— Stated task —
Write the lines out exactly as they stand, from the one containing "What data populates" through the one containing "Enumerate this screenshot's", and only those. Omit pictures.

— Supplied records —
━━━━
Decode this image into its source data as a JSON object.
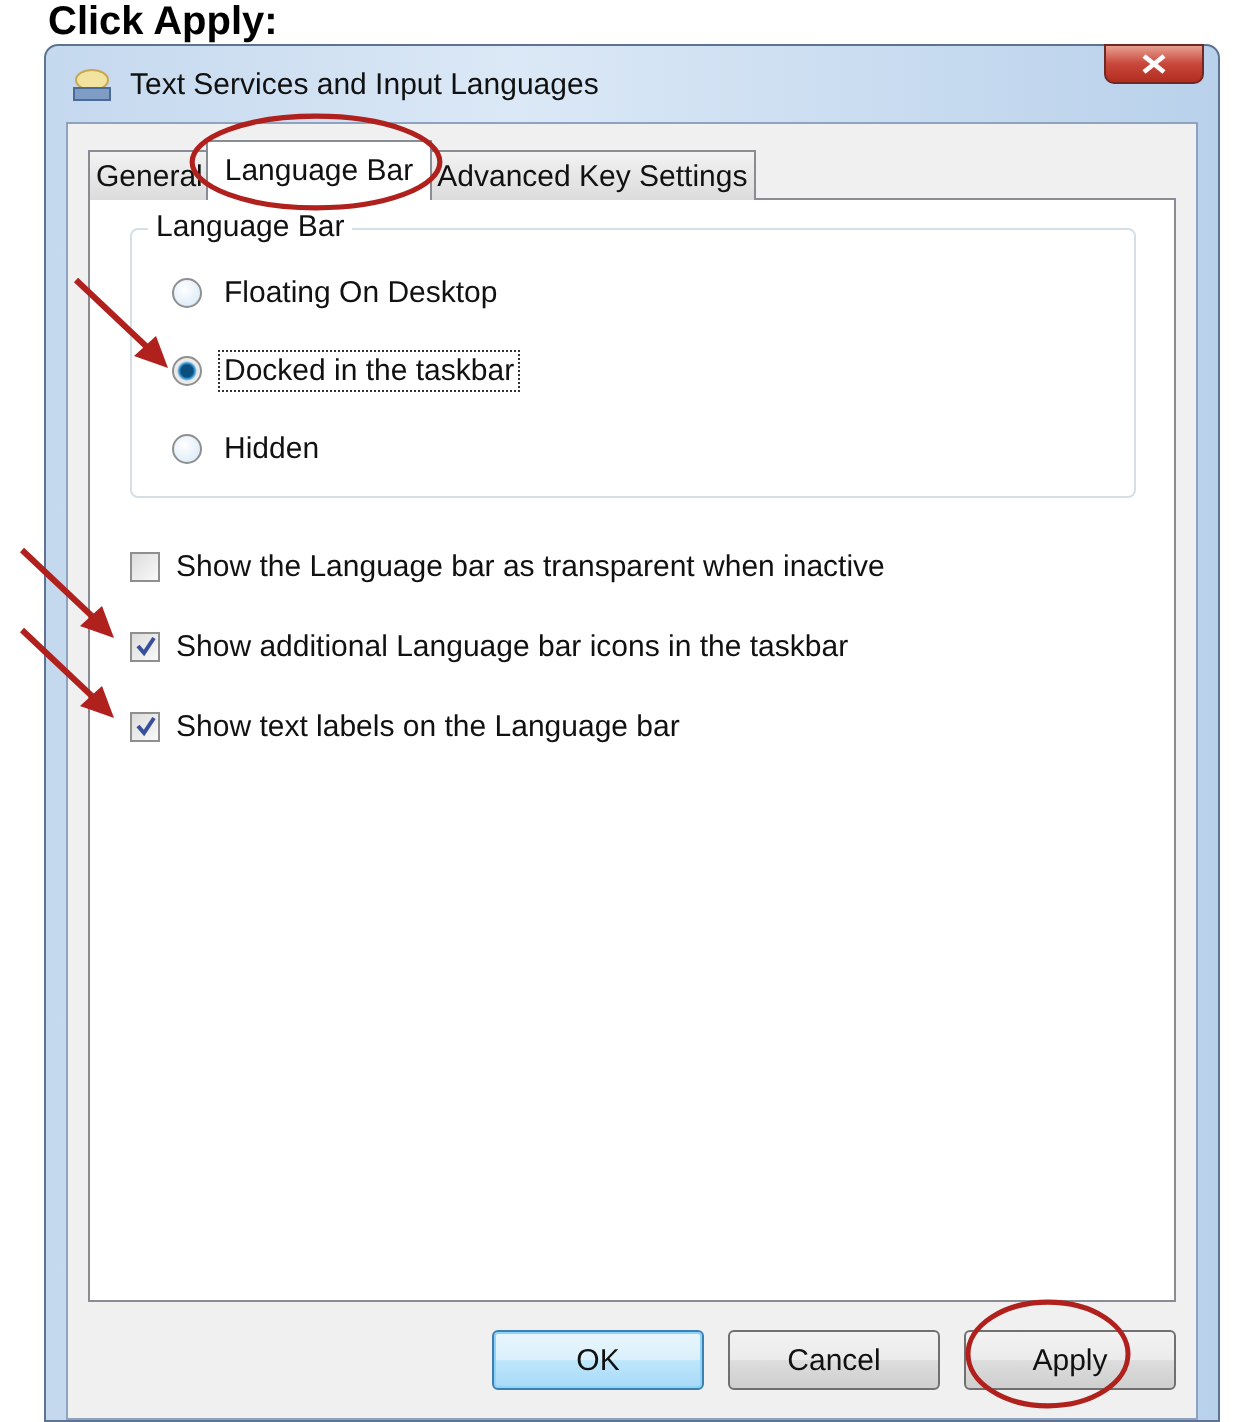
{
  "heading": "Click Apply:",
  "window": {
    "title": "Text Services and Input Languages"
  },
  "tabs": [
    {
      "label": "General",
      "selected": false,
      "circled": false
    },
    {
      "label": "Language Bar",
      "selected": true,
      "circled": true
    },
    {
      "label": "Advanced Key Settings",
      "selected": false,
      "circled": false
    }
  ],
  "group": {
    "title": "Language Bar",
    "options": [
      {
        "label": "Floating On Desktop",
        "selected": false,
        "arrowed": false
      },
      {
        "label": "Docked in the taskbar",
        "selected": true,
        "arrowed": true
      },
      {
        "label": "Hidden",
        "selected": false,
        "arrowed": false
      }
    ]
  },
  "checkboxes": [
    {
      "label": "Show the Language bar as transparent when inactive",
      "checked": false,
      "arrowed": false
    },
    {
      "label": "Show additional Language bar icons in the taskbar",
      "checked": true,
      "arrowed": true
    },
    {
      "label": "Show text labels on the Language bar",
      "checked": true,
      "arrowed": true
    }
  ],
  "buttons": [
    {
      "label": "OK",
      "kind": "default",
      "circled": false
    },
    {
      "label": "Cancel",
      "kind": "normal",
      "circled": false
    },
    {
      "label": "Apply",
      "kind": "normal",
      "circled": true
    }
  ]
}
━━━━
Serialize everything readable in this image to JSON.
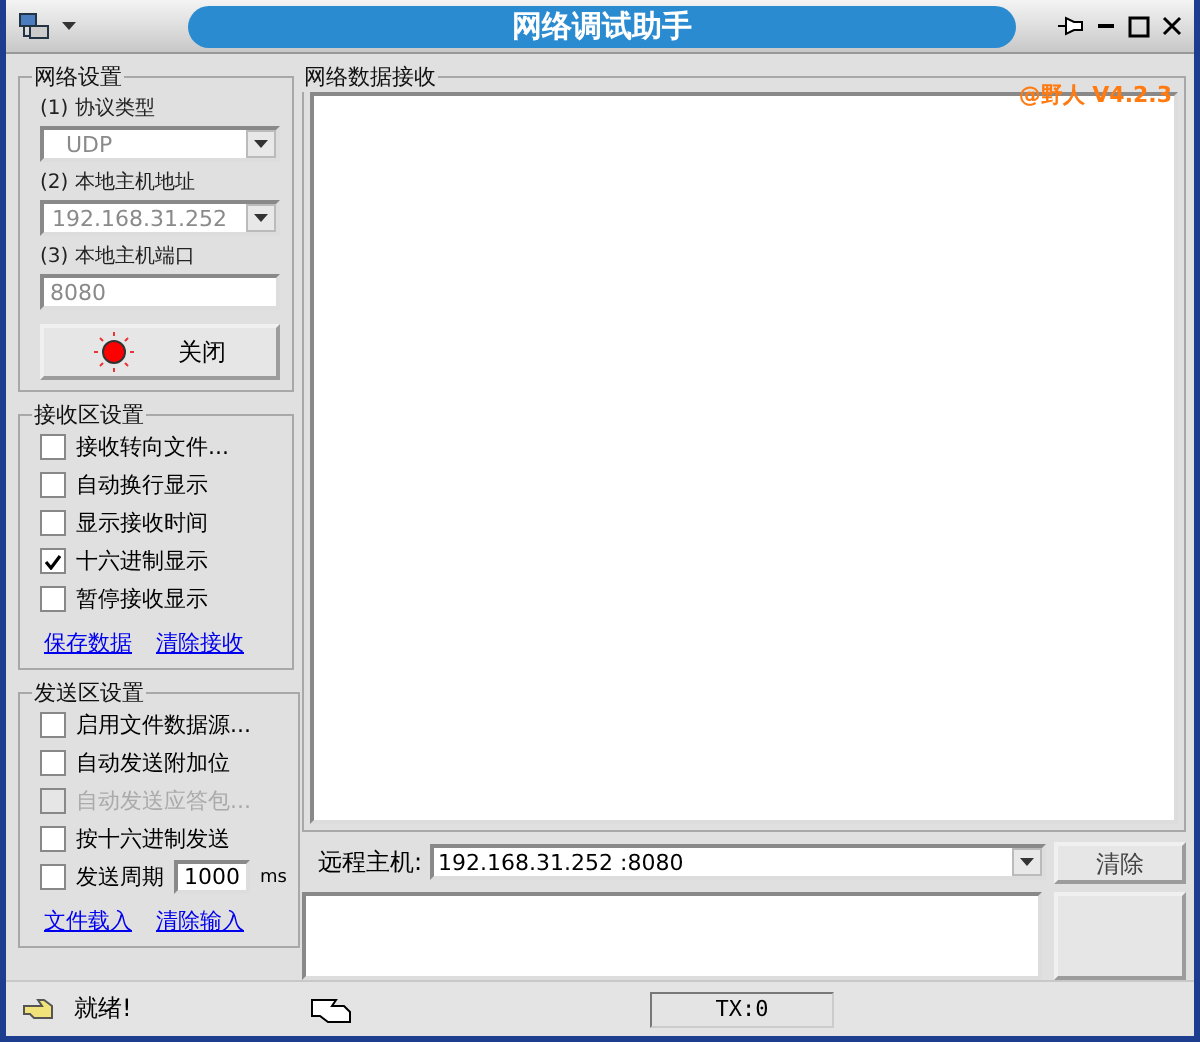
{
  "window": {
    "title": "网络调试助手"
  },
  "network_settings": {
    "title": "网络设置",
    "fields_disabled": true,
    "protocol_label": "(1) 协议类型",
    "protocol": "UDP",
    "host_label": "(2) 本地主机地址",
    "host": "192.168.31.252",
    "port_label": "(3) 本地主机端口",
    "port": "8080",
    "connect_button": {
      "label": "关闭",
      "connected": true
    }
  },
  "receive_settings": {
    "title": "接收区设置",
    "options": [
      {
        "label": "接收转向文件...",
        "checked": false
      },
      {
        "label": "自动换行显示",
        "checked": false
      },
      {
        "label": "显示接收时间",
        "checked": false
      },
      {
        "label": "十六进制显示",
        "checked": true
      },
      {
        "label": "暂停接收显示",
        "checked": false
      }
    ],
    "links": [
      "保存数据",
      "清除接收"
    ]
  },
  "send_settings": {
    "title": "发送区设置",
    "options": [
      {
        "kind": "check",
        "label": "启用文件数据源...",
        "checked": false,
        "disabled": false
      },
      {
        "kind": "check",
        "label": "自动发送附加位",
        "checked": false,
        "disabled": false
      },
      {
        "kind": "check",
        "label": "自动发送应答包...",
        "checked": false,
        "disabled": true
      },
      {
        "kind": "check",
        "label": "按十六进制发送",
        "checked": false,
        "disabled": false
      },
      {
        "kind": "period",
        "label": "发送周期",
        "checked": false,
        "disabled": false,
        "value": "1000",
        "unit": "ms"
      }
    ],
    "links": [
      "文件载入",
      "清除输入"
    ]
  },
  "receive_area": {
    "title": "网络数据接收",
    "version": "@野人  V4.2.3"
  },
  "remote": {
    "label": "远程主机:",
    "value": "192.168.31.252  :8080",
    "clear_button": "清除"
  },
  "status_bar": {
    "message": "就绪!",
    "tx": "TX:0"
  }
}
━━━━
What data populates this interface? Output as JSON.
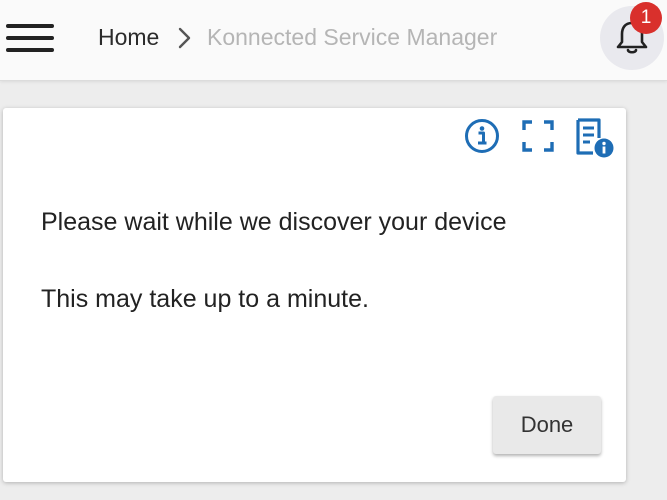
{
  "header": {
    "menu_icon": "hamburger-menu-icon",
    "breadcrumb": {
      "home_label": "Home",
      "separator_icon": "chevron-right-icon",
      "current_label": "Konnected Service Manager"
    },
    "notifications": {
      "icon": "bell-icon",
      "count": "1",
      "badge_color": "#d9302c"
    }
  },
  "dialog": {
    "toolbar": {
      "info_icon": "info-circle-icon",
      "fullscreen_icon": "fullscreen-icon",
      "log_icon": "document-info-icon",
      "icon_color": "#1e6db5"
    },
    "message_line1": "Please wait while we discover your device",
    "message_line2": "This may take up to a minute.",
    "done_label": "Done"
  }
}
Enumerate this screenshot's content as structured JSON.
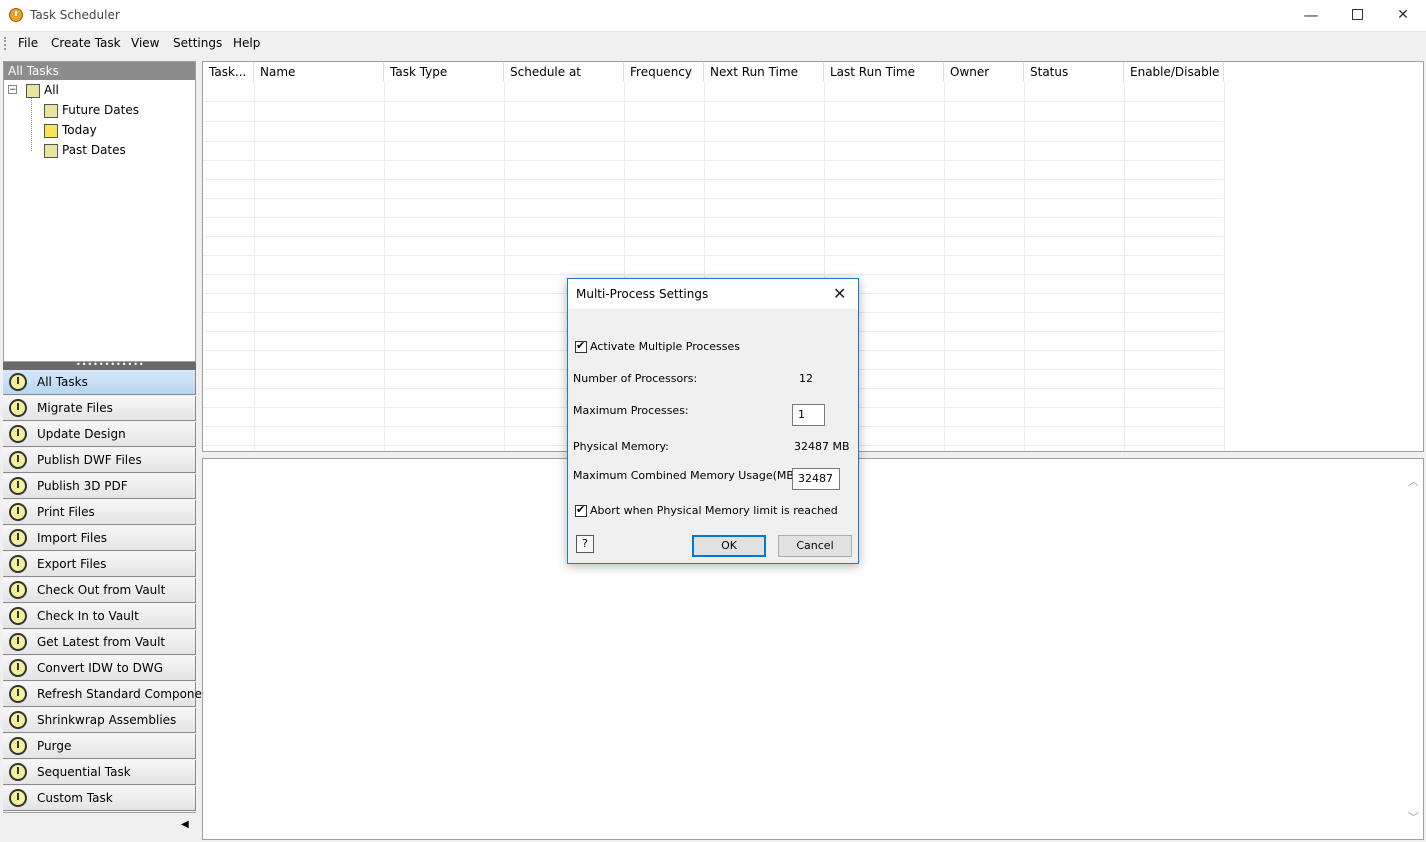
━━━━
— Solution to the problem —
What data populates this interface? Output as JSON.
{
  "header": {
    "menu_icon": "hamburger-menu-icon",
    "breadcrumb": {
      "home_label": "Home",
      "separator_icon": "chevron-right-icon",
      "current_label": "Konnected Service Manager"
    },
    "notifications": {
      "icon": "bell-icon",
      "count": "1",
      "badge_color": "#d9302c"
    }
  },
  "dialog": {
    "toolbar": {
      "info_icon": "info-circle-icon",
      "fullscreen_icon": "fullscreen-icon",
      "log_icon": "document-info-icon",
      "icon_color": "#1e6db5"
    },
    "message_line1": "Please wait while we discover your device",
    "message_line2": "This may take up to a minute.",
    "done_label": "Done"
  }
}
Enumerate this screenshot's content as structured JSON.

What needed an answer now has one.